# INSTRUCTION
Every record must be repeated exactly, with no omission.

# DATASET CONTENT
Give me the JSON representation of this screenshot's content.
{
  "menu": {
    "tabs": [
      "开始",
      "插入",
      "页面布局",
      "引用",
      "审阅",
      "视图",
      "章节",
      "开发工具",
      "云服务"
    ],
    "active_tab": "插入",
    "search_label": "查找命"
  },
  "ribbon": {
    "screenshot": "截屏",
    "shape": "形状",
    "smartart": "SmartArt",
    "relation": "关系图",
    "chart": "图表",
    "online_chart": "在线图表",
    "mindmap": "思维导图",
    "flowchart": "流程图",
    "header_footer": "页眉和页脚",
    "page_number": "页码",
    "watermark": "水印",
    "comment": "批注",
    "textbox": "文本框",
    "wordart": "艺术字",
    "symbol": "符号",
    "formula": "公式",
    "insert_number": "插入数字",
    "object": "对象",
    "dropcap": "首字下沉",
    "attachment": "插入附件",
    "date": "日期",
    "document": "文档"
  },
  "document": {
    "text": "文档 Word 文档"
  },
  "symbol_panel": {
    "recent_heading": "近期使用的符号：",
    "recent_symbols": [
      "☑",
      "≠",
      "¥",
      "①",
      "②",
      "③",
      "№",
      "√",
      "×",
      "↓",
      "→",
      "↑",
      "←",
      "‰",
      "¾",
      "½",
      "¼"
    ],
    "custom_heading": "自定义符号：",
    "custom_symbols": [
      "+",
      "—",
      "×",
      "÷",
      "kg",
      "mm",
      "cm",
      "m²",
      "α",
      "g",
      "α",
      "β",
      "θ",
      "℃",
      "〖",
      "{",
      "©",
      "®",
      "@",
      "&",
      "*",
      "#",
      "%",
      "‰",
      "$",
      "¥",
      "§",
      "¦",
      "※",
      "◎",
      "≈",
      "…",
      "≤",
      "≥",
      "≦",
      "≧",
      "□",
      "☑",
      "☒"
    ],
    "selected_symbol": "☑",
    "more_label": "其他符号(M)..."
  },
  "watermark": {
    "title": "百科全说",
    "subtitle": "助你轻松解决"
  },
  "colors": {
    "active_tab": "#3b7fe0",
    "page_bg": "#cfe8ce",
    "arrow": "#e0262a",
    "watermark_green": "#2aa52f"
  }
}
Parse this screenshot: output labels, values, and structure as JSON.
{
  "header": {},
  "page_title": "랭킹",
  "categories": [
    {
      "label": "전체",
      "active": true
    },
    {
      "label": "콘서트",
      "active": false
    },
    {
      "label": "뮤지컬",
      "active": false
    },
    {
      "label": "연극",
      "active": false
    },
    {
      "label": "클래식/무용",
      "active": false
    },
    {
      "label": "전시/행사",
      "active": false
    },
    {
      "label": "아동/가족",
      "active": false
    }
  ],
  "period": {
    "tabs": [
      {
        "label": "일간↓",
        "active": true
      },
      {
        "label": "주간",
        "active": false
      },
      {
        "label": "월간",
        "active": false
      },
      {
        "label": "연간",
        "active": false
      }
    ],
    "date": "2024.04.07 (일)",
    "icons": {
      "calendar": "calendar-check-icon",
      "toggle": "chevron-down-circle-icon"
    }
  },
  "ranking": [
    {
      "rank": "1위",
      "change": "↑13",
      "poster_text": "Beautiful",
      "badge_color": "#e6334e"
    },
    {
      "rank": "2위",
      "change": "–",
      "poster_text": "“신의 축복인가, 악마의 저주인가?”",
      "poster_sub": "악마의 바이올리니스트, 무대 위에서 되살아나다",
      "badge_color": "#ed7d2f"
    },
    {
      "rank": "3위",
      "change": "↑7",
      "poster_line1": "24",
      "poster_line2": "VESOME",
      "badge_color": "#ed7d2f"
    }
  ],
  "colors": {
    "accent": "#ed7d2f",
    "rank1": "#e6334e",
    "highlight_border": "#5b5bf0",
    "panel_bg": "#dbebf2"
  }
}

# OUTPUT OF THE TASK
Give me the JSON representation of this screenshot's content.
{
  "menu": {
    "tabs": [
      "开始",
      "插入",
      "页面布局",
      "引用",
      "审阅",
      "视图",
      "章节",
      "开发工具",
      "云服务"
    ],
    "active_tab": "插入",
    "search_label": "查找命"
  },
  "ribbon": {
    "screenshot": "截屏",
    "shape": "形状",
    "smartart": "SmartArt",
    "relation": "关系图",
    "chart": "图表",
    "online_chart": "在线图表",
    "mindmap": "思维导图",
    "flowchart": "流程图",
    "header_footer": "页眉和页脚",
    "page_number": "页码",
    "watermark": "水印",
    "comment": "批注",
    "textbox": "文本框",
    "wordart": "艺术字",
    "symbol": "符号",
    "formula": "公式",
    "insert_number": "插入数字",
    "object": "对象",
    "dropcap": "首字下沉",
    "attachment": "插入附件",
    "date": "日期",
    "document": "文档"
  },
  "document": {
    "text": "文档 Word 文档"
  },
  "symbol_panel": {
    "recent_heading": "近期使用的符号：",
    "recent_symbols": [
      "☑",
      "≠",
      "¥",
      "①",
      "②",
      "③",
      "№",
      "√",
      "×",
      "↓",
      "→",
      "↑",
      "←",
      "‰",
      "¾",
      "½",
      "¼"
    ],
    "custom_heading": "自定义符号：",
    "custom_symbols": [
      "+",
      "—",
      "×",
      "÷",
      "kg",
      "mm",
      "cm",
      "m²",
      "α",
      "g",
      "α",
      "β",
      "θ",
      "℃",
      "〖",
      "{",
      "©",
      "®",
      "@",
      "&",
      "*",
      "#",
      "%",
      "‰",
      "$",
      "¥",
      "§",
      "¦",
      "※",
      "◎",
      "≈",
      "…",
      "≤",
      "≥",
      "≦",
      "≧",
      "□",
      "☑",
      "☒"
    ],
    "selected_symbol": "☑",
    "more_label": "其他符号(M)..."
  },
  "watermark": {
    "title": "百科全说",
    "subtitle": "助你轻松解决"
  },
  "colors": {
    "active_tab": "#3b7fe0",
    "page_bg": "#cfe8ce",
    "arrow": "#e0262a",
    "watermark_green": "#2aa52f"
  }
}
Parse this screenshot: output labels, values, and structure as JSON.
{
  "header": {},
  "page_title": "랭킹",
  "categories": [
    {
      "label": "전체",
      "active": true
    },
    {
      "label": "콘서트",
      "active": false
    },
    {
      "label": "뮤지컬",
      "active": false
    },
    {
      "label": "연극",
      "active": false
    },
    {
      "label": "클래식/무용",
      "active": false
    },
    {
      "label": "전시/행사",
      "active": false
    },
    {
      "label": "아동/가족",
      "active": false
    }
  ],
  "period": {
    "tabs": [
      {
        "label": "일간↓",
        "active": true
      },
      {
        "label": "주간",
        "active": false
      },
      {
        "label": "월간",
        "active": false
      },
      {
        "label": "연간",
        "active": false
      }
    ],
    "date": "2024.04.07 (일)",
    "icons": {
      "calendar": "calendar-check-icon",
      "toggle": "chevron-down-circle-icon"
    }
  },
  "ranking": [
    {
      "rank": "1위",
      "change": "↑13",
      "poster_text": "Beautiful",
      "badge_color": "#e6334e"
    },
    {
      "rank": "2위",
      "change": "–",
      "poster_text": "“신의 축복인가, 악마의 저주인가?”",
      "poster_sub": "악마의 바이올리니스트, 무대 위에서 되살아나다",
      "badge_color": "#ed7d2f"
    },
    {
      "rank": "3위",
      "change": "↑7",
      "poster_line1": "24",
      "poster_line2": "VESOME",
      "badge_color": "#ed7d2f"
    }
  ],
  "colors": {
    "accent": "#ed7d2f",
    "rank1": "#e6334e",
    "highlight_border": "#5b5bf0",
    "panel_bg": "#dbebf2"
  }
}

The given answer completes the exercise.